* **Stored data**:
****************

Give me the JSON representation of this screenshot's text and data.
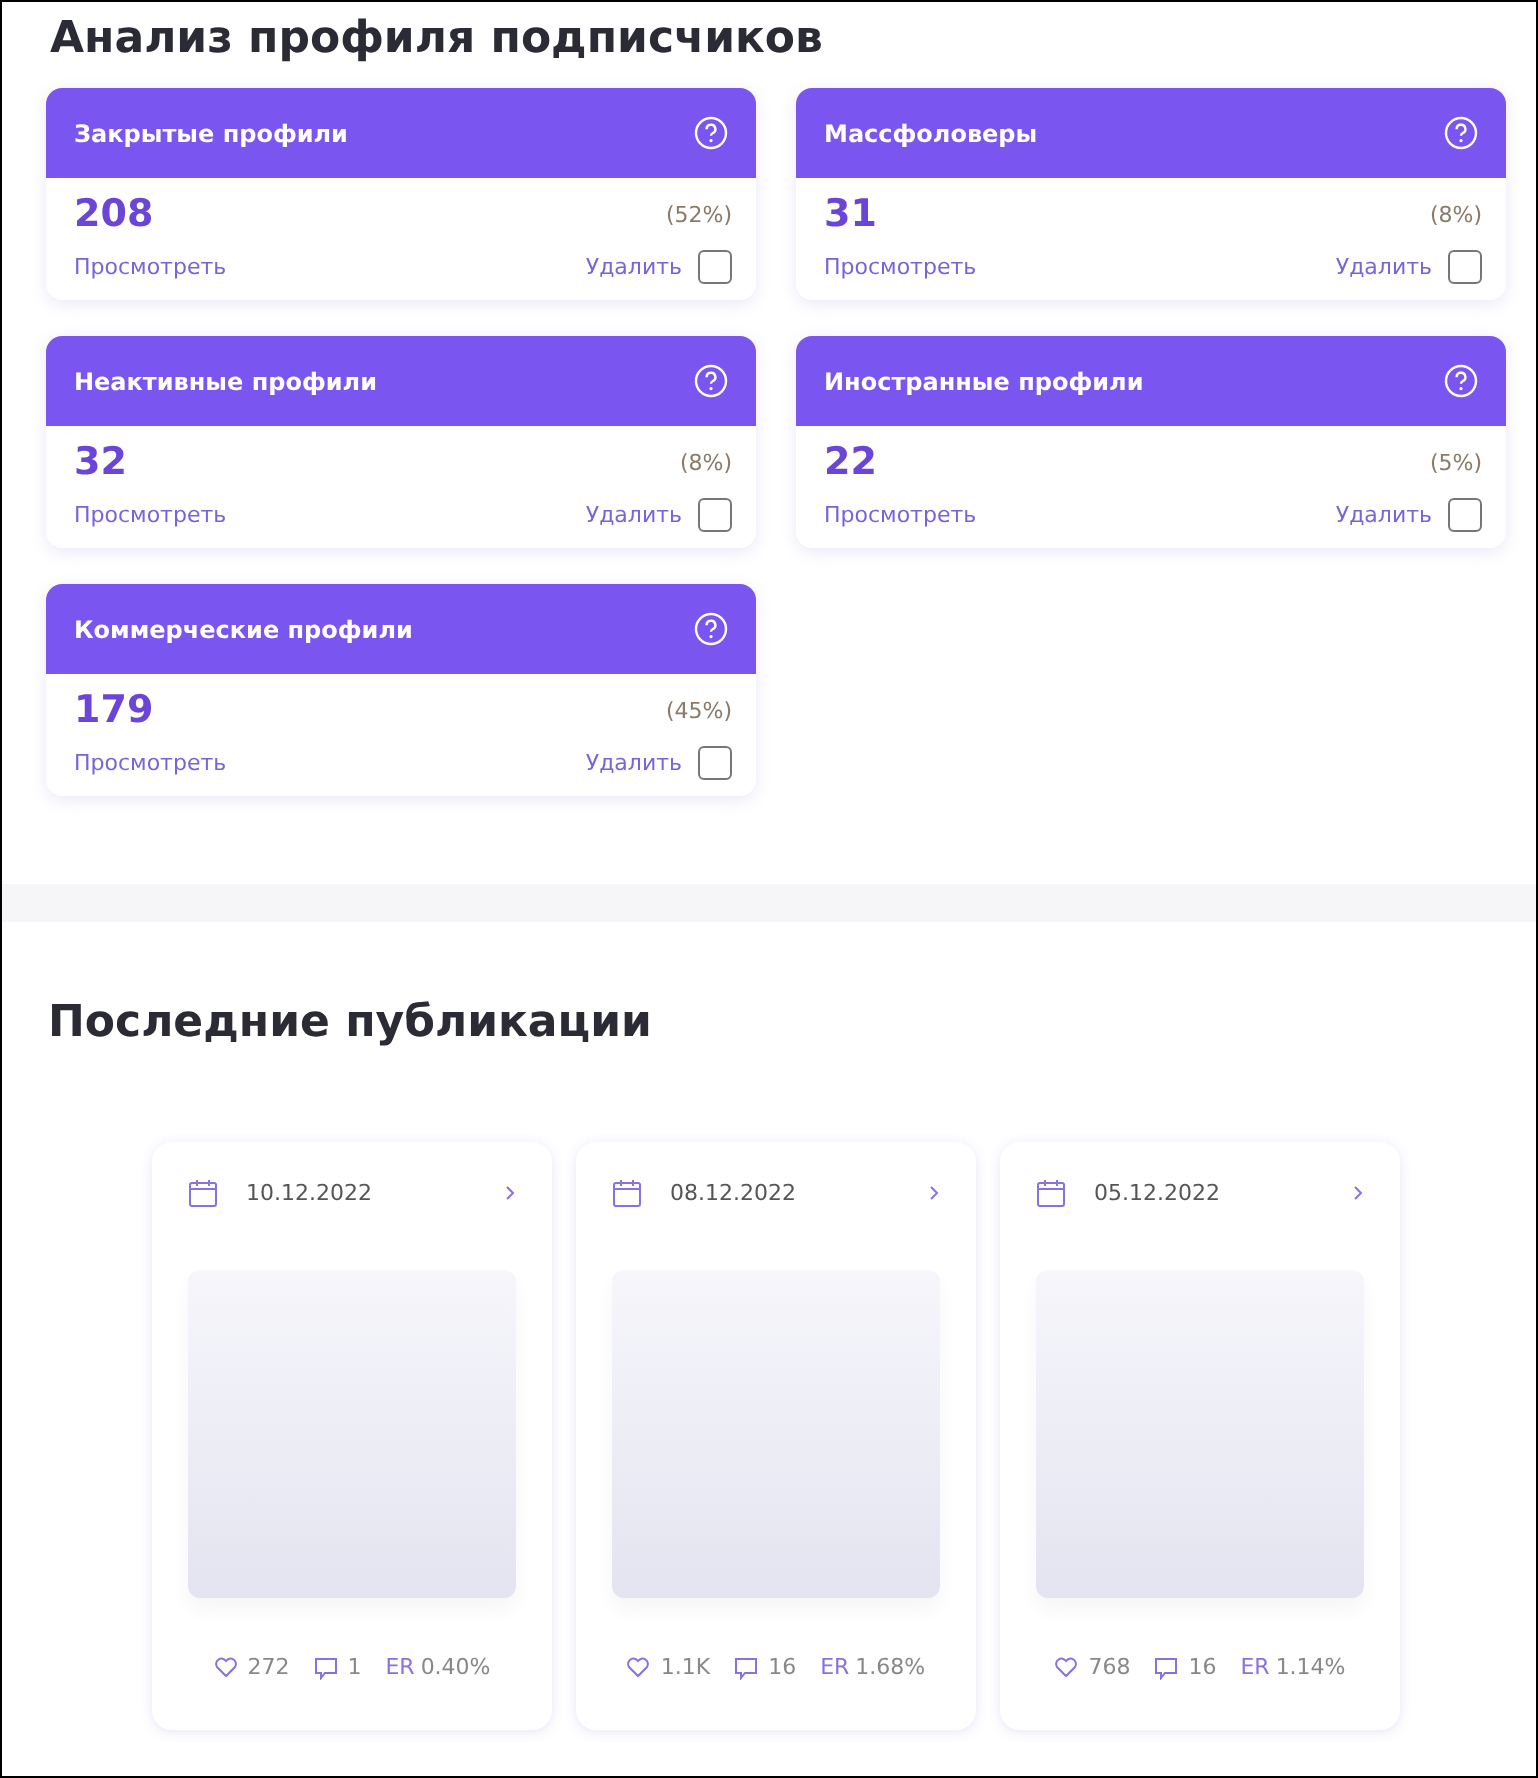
{
  "analysis": {
    "title": "Анализ профиля подписчиков",
    "cards": [
      {
        "title": "Закрытые профили",
        "count": "208",
        "percent": "(52%)",
        "view_link": "Просмотреть",
        "delete_label": "Удалить",
        "checked": false
      },
      {
        "title": "Массфоловеры",
        "count": "31",
        "percent": "(8%)",
        "view_link": "Просмотреть",
        "delete_label": "Удалить",
        "checked": false
      },
      {
        "title": "Неактивные профили",
        "count": "32",
        "percent": "(8%)",
        "view_link": "Просмотреть",
        "delete_label": "Удалить",
        "checked": false
      },
      {
        "title": "Иностранные профили",
        "count": "22",
        "percent": "(5%)",
        "view_link": "Просмотреть",
        "delete_label": "Удалить",
        "checked": false
      },
      {
        "title": "Коммерческие профили",
        "count": "179",
        "percent": "(45%)",
        "view_link": "Просмотреть",
        "delete_label": "Удалить",
        "checked": false
      }
    ]
  },
  "publications": {
    "title": "Последние публикации",
    "posts": [
      {
        "date": "10.12.2022",
        "likes": "272",
        "comments": "1",
        "er_label": "ER",
        "er": "0.40%"
      },
      {
        "date": "08.12.2022",
        "likes": "1.1K",
        "comments": "16",
        "er_label": "ER",
        "er": "1.68%"
      },
      {
        "date": "05.12.2022",
        "likes": "768",
        "comments": "16",
        "er_label": "ER",
        "er": "1.14%"
      }
    ]
  }
}
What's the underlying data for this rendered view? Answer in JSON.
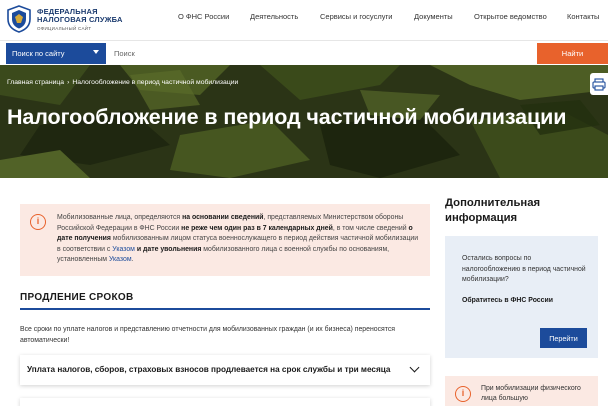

****************

Look over the material above and show each line where "this" appears.

Give me the JSON representation of this screenshot's text and data.
What's the underlying data for this rendered view? Answer in JSON.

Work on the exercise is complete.